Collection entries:
★ ★ ★ ★ ★

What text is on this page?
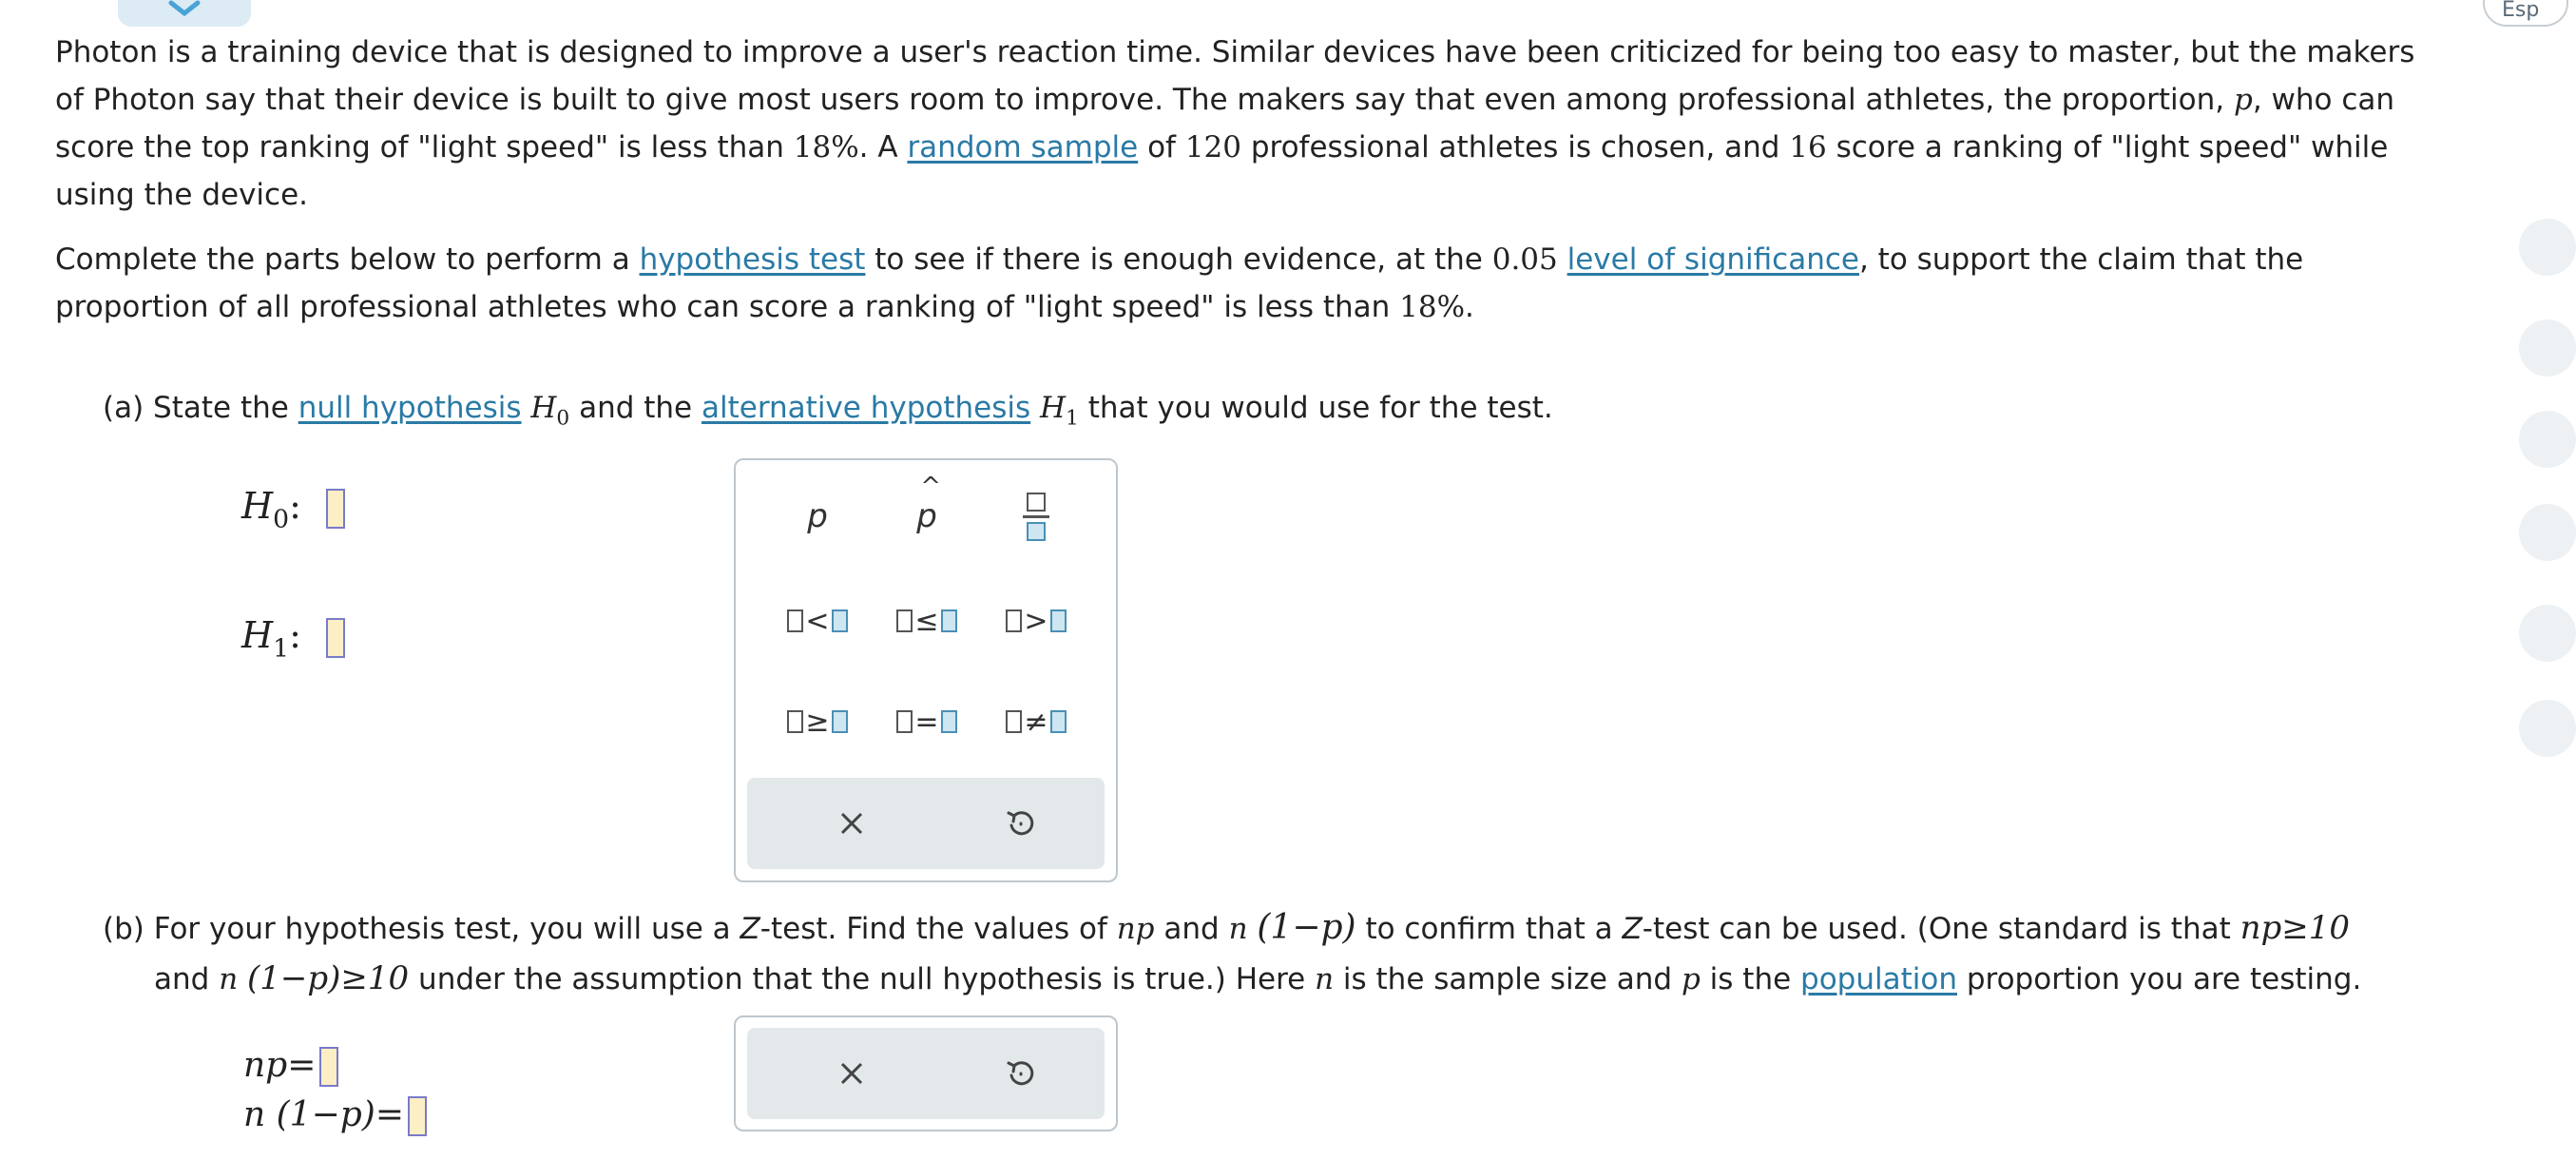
Esp
Photon is a training device that is designed to improve a user's reaction time. Similar devices have been criticized for being too easy to master, but the makers of Photon say that their device is built to give most users room to improve. The makers say that even among professional athletes, the proportion, p, who can score the top ranking of "light speed" is less than 18%. A random sample of 120 professional athletes is chosen, and 16 score a ranking of "light speed" while using the device.
Complete the parts below to perform a hypothesis test to see if there is enough evidence, at the 0.05 level of significance, to support the claim that the proportion of all professional athletes who can score a ranking of "light speed" is less than 18%.
(a) State the null hypothesis $H_0$ and the alternative hypothesis $H_1$ that you would use for the test.
$H_0$:
$H_1$:
p
^
p
<	≤	>
≥	=	≠
(b) For your hypothesis test, you will use a Z-test. Find the values of np and n (1−p) to confirm that a Z-test can be used. (One standard is that np≥10
and n (1−p)≥10 under the assumption that the null hypothesis is true.) Here n is the sample size and p is the population proportion you are testing.
np=
n (1−p)=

★ ★ ★ ★ ★

Problem requirements
Pictures stay out; reproduce every line of the records exactly.

Worked solution
What text is on this page?
Esp
Photon is a training device that is designed to improve a user's reaction time. Similar devices have been criticized for being too easy to master, but the makers of Photon say that their device is built to give most users room to improve. The makers say that even among professional athletes, the proportion, p, who can score the top ranking of "light speed" is less than 18%. A random sample of 120 professional athletes is chosen, and 16 score a ranking of "light speed" while using the device.
Complete the parts below to perform a hypothesis test to see if there is enough evidence, at the 0.05 level of significance, to support the claim that the proportion of all professional athletes who can score a ranking of "light speed" is less than 18%.
(a) State the null hypothesis $H_0$ and the alternative hypothesis $H_1$ that you would use for the test.
$H_0$:
$H_1$:
p
^
p
<	≤	>
≥	=	≠
(b) For your hypothesis test, you will use a Z-test. Find the values of np and n (1−p) to confirm that a Z-test can be used. (One standard is that np≥10
and n (1−p)≥10 under the assumption that the null hypothesis is true.) Here n is the sample size and p is the population proportion you are testing.
np=
n (1−p)=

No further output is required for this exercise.